Output every line exactly as written. Leave out pictures.

Dataset items
◆ ◆ ◆ ◆ ◆

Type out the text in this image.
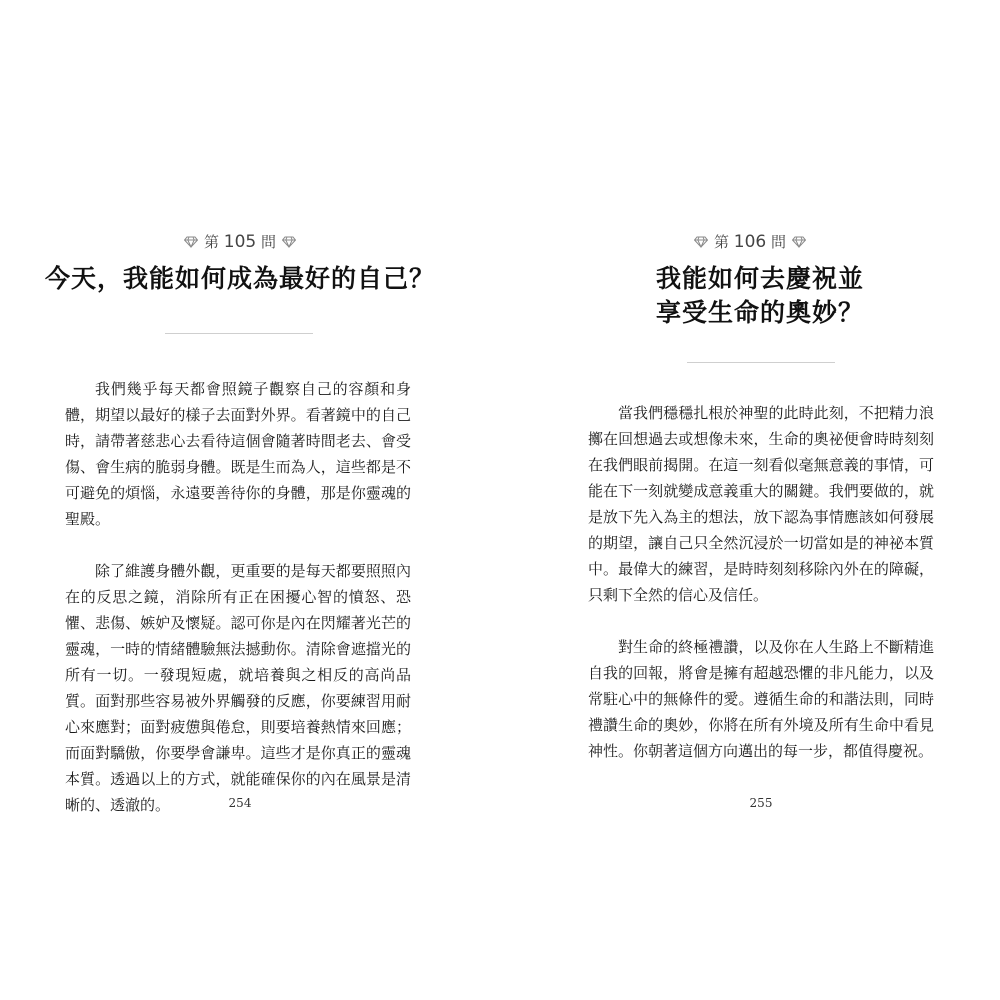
第 105 問
今天，我能如何成為最好的自己？

我們幾乎每天都會照鏡子觀察自己的容顏和身體，期望以最好的樣子去面對外界。看著鏡中的自己時，請帶著慈悲心去看待這個會隨著時間老去、會受傷、會生病的脆弱身體。既是生而為人，這些都是不可避免的煩惱，永遠要善待你的身體，那是你靈魂的聖殿。

除了維護身體外觀，更重要的是每天都要照照內在的反思之鏡，消除所有正在困擾心智的憤怒、恐懼、悲傷、嫉妒及懷疑。認可你是內在閃耀著光芒的靈魂，一時的情緒體驗無法撼動你。清除會遮擋光的所有一切。一發現短處，就培養與之相反的高尚品質。面對那些容易被外界觸發的反應，你要練習用耐心來應對；面對疲憊與倦怠，則要培養熱情來回應；而面對驕傲，你要學會謙卑。這些才是你真正的靈魂本質。透過以上的方式，就能確保你的內在風景是清晰的、透澈的。	254
第 106 問
我能如何去慶祝並
享受生命的奧妙？

當我們穩穩扎根於神聖的此時此刻，不把精力浪擲在回想過去或想像未來，生命的奧祕便會時時刻刻在我們眼前揭開。在這一刻看似毫無意義的事情，可能在下一刻就變成意義重大的關鍵。我們要做的，就是放下先入為主的想法，放下認為事情應該如何發展的期望，讓自己只全然沉浸於一切當如是的神祕本質中。最偉大的練習，是時時刻刻移除內外在的障礙，只剩下全然的信心及信任。

對生命的終極禮讚，以及你在人生路上不斷精進自我的回報，將會是擁有超越恐懼的非凡能力，以及常駐心中的無條件的愛。遵循生命的和諧法則，同時禮讚生命的奧妙，你將在所有外境及所有生命中看見神性。你朝著這個方向邁出的每一步，都值得慶祝。

255
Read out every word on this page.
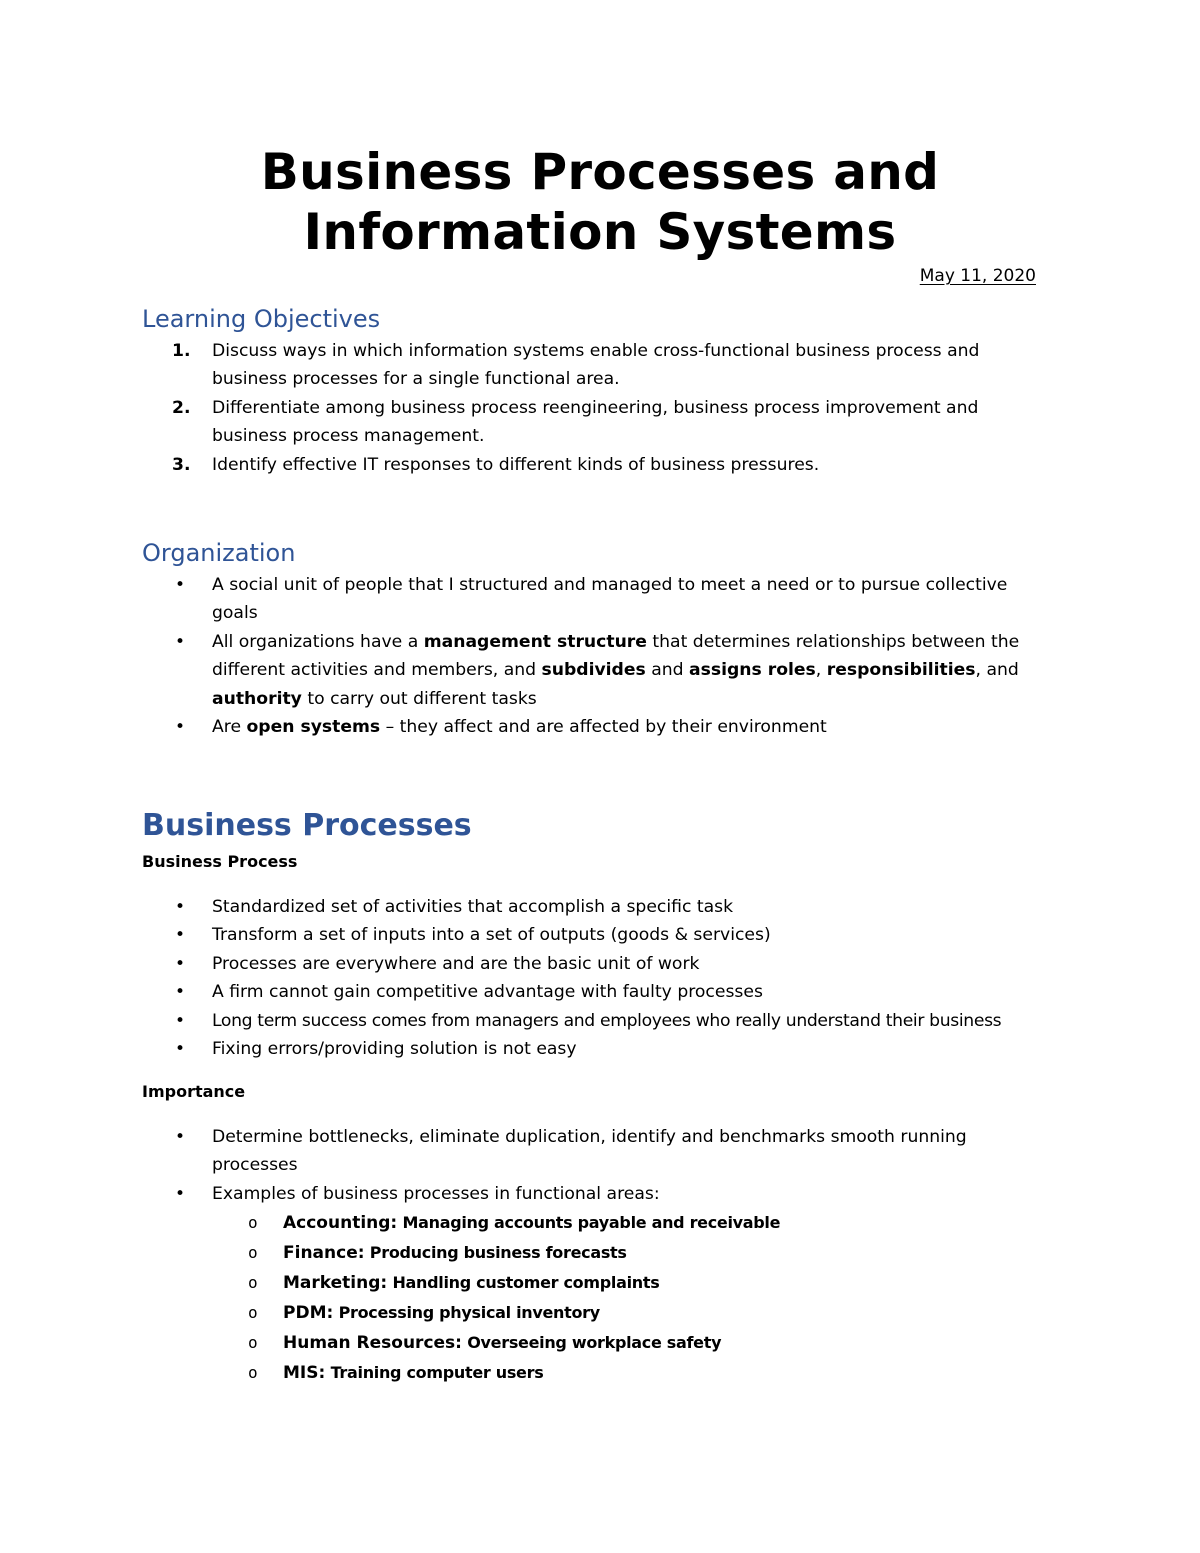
Business Processes and
Information Systems
May 11, 2020
Learning Objectives
1.	Discuss ways in which information systems enable cross-functional business process and business processes for a single functional area.
2.	Differentiate among business process reengineering, business process improvement and business process management.
3.	Identify effective IT responses to different kinds of business pressures.
Organization
•	A social unit of people that I structured and managed to meet a need or to pursue collective goals
•	All organizations have a management structure that determines relationships between the different activities and members, and subdivides and assigns roles, responsibilities, and authority to carry out different tasks
•	Are open systems – they affect and are affected by their environment
Business Processes
Business Process
•	Standardized set of activities that accomplish a specific task
•	Transform a set of inputs into a set of outputs (goods & services)
•	Processes are everywhere and are the basic unit of work
•	A firm cannot gain competitive advantage with faulty processes
•	Long term success comes from managers and employees who really understand their business
•	Fixing errors/providing solution is not easy
Importance
•	Determine bottlenecks, eliminate duplication, identify and benchmarks smooth running processes
•	Examples of business processes in functional areas:
o Accounting: Managing accounts payable and receivable
o Finance: Producing business forecasts
o Marketing: Handling customer complaints
o PDM: Processing physical inventory
o Human Resources: Overseeing workplace safety
o MIS: Training computer users
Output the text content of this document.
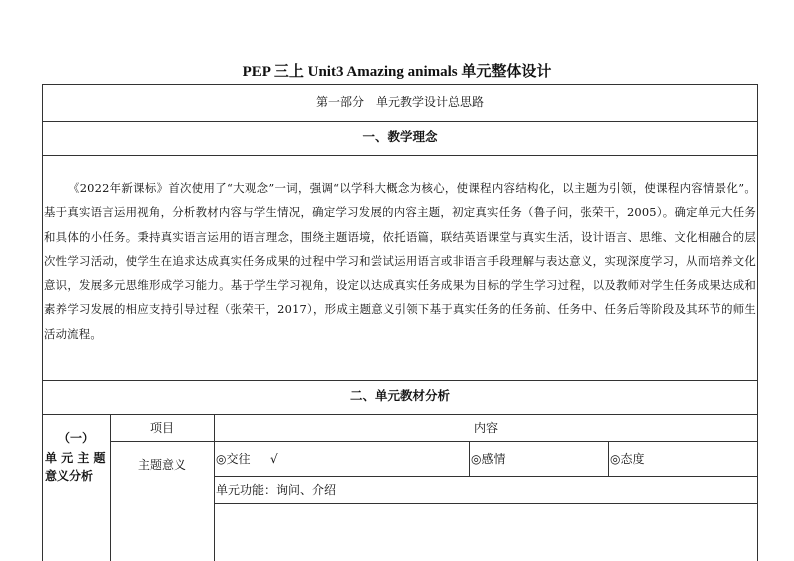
PEP 三上 Unit3 Amazing animals 单元整体设计
第一部分　单元教学设计总思路
一、教学理念
《2022年新课标》首次使用了“大观念”一词，强调“以学科大概念为核心，使课程内容结构化，以主题为引领，使课程内容情景化”。基于真实语言运用视角，分析教材内容与学生情况，确定学习发展的内容主题，初定真实任务（鲁子问，张荣干，2005）。确定单元大任务和具体的小任务。秉持真实语言运用的语言理念，围绕主题语境，依托语篇，联结英语课堂与真实生活，设计语言、思维、文化相融合的层次性学习活动，使学生在追求达成真实任务成果的过程中学习和尝试运用语言或非语言手段理解与表达意义，实现深度学习，从而培养文化意识，发展多元思维形成学习能力。基于学生学习视角，设定以达成真实任务成果为目标的学生学习过程，以及教师对学生任务成果达成和素养学习发展的相应支持引导过程（张荣干，2017），形成主题意义引领下基于真实任务的任务前、任务中、任务后等阶段及其环节的师生活动流程。
二、单元教材分析
（一）
单 元 主 题
意义分析
项目	内容
主题意义	◎交往 √	◎感情	◎态度
单元功能：询问、介绍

◆ ◆ ◆ ◆ ◆

RESULT BELOW:
Type out the text in this image.
第 105 問
今天，我能如何成為最好的自己？

我們幾乎每天都會照鏡子觀察自己的容顏和身體，期望以最好的樣子去面對外界。看著鏡中的自己時，請帶著慈悲心去看待這個會隨著時間老去、會受傷、會生病的脆弱身體。既是生而為人，這些都是不可避免的煩惱，永遠要善待你的身體，那是你靈魂的聖殿。

除了維護身體外觀，更重要的是每天都要照照內在的反思之鏡，消除所有正在困擾心智的憤怒、恐懼、悲傷、嫉妒及懷疑。認可你是內在閃耀著光芒的靈魂，一時的情緒體驗無法撼動你。清除會遮擋光的所有一切。一發現短處，就培養與之相反的高尚品質。面對那些容易被外界觸發的反應，你要練習用耐心來應對；面對疲憊與倦怠，則要培養熱情來回應；而面對驕傲，你要學會謙卑。這些才是你真正的靈魂本質。透過以上的方式，就能確保你的內在風景是清晰的、透澈的。	254
第 106 問
我能如何去慶祝並
享受生命的奧妙？

當我們穩穩扎根於神聖的此時此刻，不把精力浪擲在回想過去或想像未來，生命的奧祕便會時時刻刻在我們眼前揭開。在這一刻看似毫無意義的事情，可能在下一刻就變成意義重大的關鍵。我們要做的，就是放下先入為主的想法，放下認為事情應該如何發展的期望，讓自己只全然沉浸於一切當如是的神祕本質中。最偉大的練習，是時時刻刻移除內外在的障礙，只剩下全然的信心及信任。

對生命的終極禮讚，以及你在人生路上不斷精進自我的回報，將會是擁有超越恐懼的非凡能力，以及常駐心中的無條件的愛。遵循生命的和諧法則，同時禮讚生命的奧妙，你將在所有外境及所有生命中看見神性。你朝著這個方向邁出的每一步，都值得慶祝。

255
Read out every word on this page.
Business Processes and
Information Systems
May 11, 2020
Learning Objectives
1.	Discuss ways in which information systems enable cross-functional business process and business processes for a single functional area.
2.	Differentiate among business process reengineering, business process improvement and business process management.
3.	Identify effective IT responses to different kinds of business pressures.
Organization
•	A social unit of people that I structured and managed to meet a need or to pursue collective goals
•	All organizations have a management structure that determines relationships between the different activities and members, and subdivides and assigns roles, responsibilities, and authority to carry out different tasks
•	Are open systems – they affect and are affected by their environment
Business Processes
Business Process
•	Standardized set of activities that accomplish a specific task
•	Transform a set of inputs into a set of outputs (goods & services)
•	Processes are everywhere and are the basic unit of work
•	A firm cannot gain competitive advantage with faulty processes
•	Long term success comes from managers and employees who really understand their business
•	Fixing errors/providing solution is not easy
Importance
•	Determine bottlenecks, eliminate duplication, identify and benchmarks smooth running processes
•	Examples of business processes in functional areas:
o Accounting: Managing accounts payable and receivable
o Finance: Producing business forecasts
o Marketing: Handling customer complaints
o PDM: Processing physical inventory
o Human Resources: Overseeing workplace safety
o MIS: Training computer users
Output the text content of this document.
PEP 三上 Unit3 Amazing animals 单元整体设计
第一部分　单元教学设计总思路
一、教学理念
《2022年新课标》首次使用了“大观念”一词，强调“以学科大概念为核心，使课程内容结构化，以主题为引领，使课程内容情景化”。基于真实语言运用视角，分析教材内容与学生情况，确定学习发展的内容主题，初定真实任务（鲁子问，张荣干，2005）。确定单元大任务和具体的小任务。秉持真实语言运用的语言理念，围绕主题语境，依托语篇，联结英语课堂与真实生活，设计语言、思维、文化相融合的层次性学习活动，使学生在追求达成真实任务成果的过程中学习和尝试运用语言或非语言手段理解与表达意义，实现深度学习，从而培养文化意识，发展多元思维形成学习能力。基于学生学习视角，设定以达成真实任务成果为目标的学生学习过程，以及教师对学生任务成果达成和素养学习发展的相应支持引导过程（张荣干，2017），形成主题意义引领下基于真实任务的任务前、任务中、任务后等阶段及其环节的师生活动流程。
二、单元教材分析
（一）
单 元 主 题
意义分析
项目	内容
主题意义	◎交往 √	◎感情	◎态度
单元功能：询问、介绍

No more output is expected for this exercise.